--- START SOURCE RECORDS ---
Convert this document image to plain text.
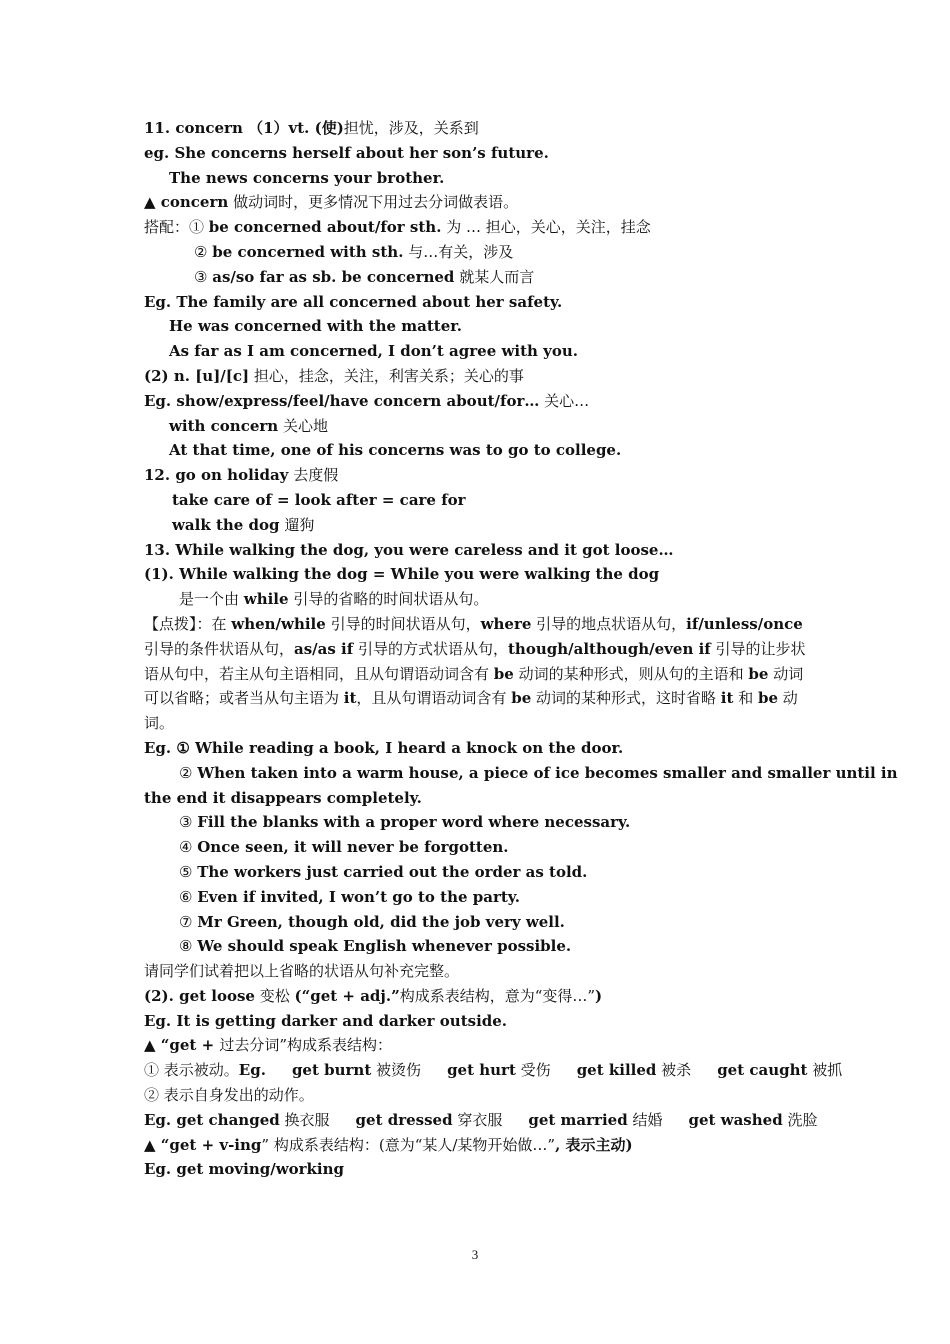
11. concern （1）vt. (使)担忧，涉及，关系到
eg. She concerns herself about her son’s future.
The news concerns your brother.
▲ concern 做动词时，更多情况下用过去分词做表语。
搭配：① be concerned about/for sth. 为 … 担心，关心，关注，挂念
② be concerned with sth. 与…有关，涉及
③ as/so far as sb. be concerned 就某人而言
Eg. The family are all concerned about her safety.
He was concerned with the matter.
As far as I am concerned, I don’t agree with you.
(2) n. [u]/[c] 担心，挂念，关注，利害关系；关心的事
Eg. show/express/feel/have concern about/for… 关心…
with concern 关心地
At that time, one of his concerns was to go to college.
12. go on holiday 去度假
take care of = look after = care for
walk the dog 遛狗
13. While walking the dog, you were careless and it got loose…
(1). While walking the dog = While you were walking the dog
是一个由 while 引导的省略的时间状语从句。
【点拨】：在 when/while 引导的时间状语从句，where 引导的地点状语从句，if/unless/once 引导的条件状语从句，as/as if 引导的方式状语从句，though/although/even if 引导的让步状语从句中，若主从句主语相同，且从句谓语动词含有 be 动词的某种形式，则从句的主语和 be 动词可以省略；或者当从句主语为 it，且从句谓语动词含有 be 动词的某种形式，这时省略 it 和 be 动词。
Eg. ① While reading a book, I heard a knock on the door.
② When taken into a warm house, a piece of ice becomes smaller and smaller until in
the end it disappears completely.
③ Fill the blanks with a proper word where necessary.
④ Once seen, it will never be forgotten.
⑤ The workers just carried out the order as told.
⑥ Even if invited, I won’t go to the party.
⑦ Mr Green, though old, did the job very well.
⑧ We should speak English whenever possible.
请同学们试着把以上省略的状语从句补充完整。
(2). get loose 变松 (“get + adj.”构成系表结构，意为“变得…”)
Eg. It is getting darker and darker outside.
▲ “get + 过去分词”构成系表结构：
① 表示被动。Eg. get burnt 被烫伤 get hurt 受伤 get killed 被杀 get caught 被抓
② 表示自身发出的动作。
Eg. get changed 换衣服 get dressed 穿衣服 get married 结婚 get washed 洗脸
▲ “get + v-ing” 构成系表结构：(意为“某人/某物开始做…”, 表示主动)
Eg. get moving/working
3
--- END SOURCE RECORDS ---
## [AIM OF THE TASK]
Omit the pictures. Output every record above word for word.

## [ANSWER TO THIS EXERCISE]
Convert this document image to plain text.
11. concern （1）vt. (使)担忧，涉及，关系到
eg. She concerns herself about her son’s future.
The news concerns your brother.
▲ concern 做动词时，更多情况下用过去分词做表语。
搭配：① be concerned about/for sth. 为 … 担心，关心，关注，挂念
② be concerned with sth. 与…有关，涉及
③ as/so far as sb. be concerned 就某人而言
Eg. The family are all concerned about her safety.
He was concerned with the matter.
As far as I am concerned, I don’t agree with you.
(2) n. [u]/[c] 担心，挂念，关注，利害关系；关心的事
Eg. show/express/feel/have concern about/for… 关心…
with concern 关心地
At that time, one of his concerns was to go to college.
12. go on holiday 去度假
take care of = look after = care for
walk the dog 遛狗
13. While walking the dog, you were careless and it got loose…
(1). While walking the dog = While you were walking the dog
是一个由 while 引导的省略的时间状语从句。
【点拨】：在 when/while 引导的时间状语从句，where 引导的地点状语从句，if/unless/once 引导的条件状语从句，as/as if 引导的方式状语从句，though/although/even if 引导的让步状语从句中，若主从句主语相同，且从句谓语动词含有 be 动词的某种形式，则从句的主语和 be 动词可以省略；或者当从句主语为 it，且从句谓语动词含有 be 动词的某种形式，这时省略 it 和 be 动词。
Eg. ① While reading a book, I heard a knock on the door.
② When taken into a warm house, a piece of ice becomes smaller and smaller until in
the end it disappears completely.
③ Fill the blanks with a proper word where necessary.
④ Once seen, it will never be forgotten.
⑤ The workers just carried out the order as told.
⑥ Even if invited, I won’t go to the party.
⑦ Mr Green, though old, did the job very well.
⑧ We should speak English whenever possible.
请同学们试着把以上省略的状语从句补充完整。
(2). get loose 变松 (“get + adj.”构成系表结构，意为“变得…”)
Eg. It is getting darker and darker outside.
▲ “get + 过去分词”构成系表结构：
① 表示被动。Eg. get burnt 被烫伤 get hurt 受伤 get killed 被杀 get caught 被抓
② 表示自身发出的动作。
Eg. get changed 换衣服 get dressed 穿衣服 get married 结婚 get washed 洗脸
▲ “get + v-ing” 构成系表结构：(意为“某人/某物开始做…”, 表示主动)
Eg. get moving/working
3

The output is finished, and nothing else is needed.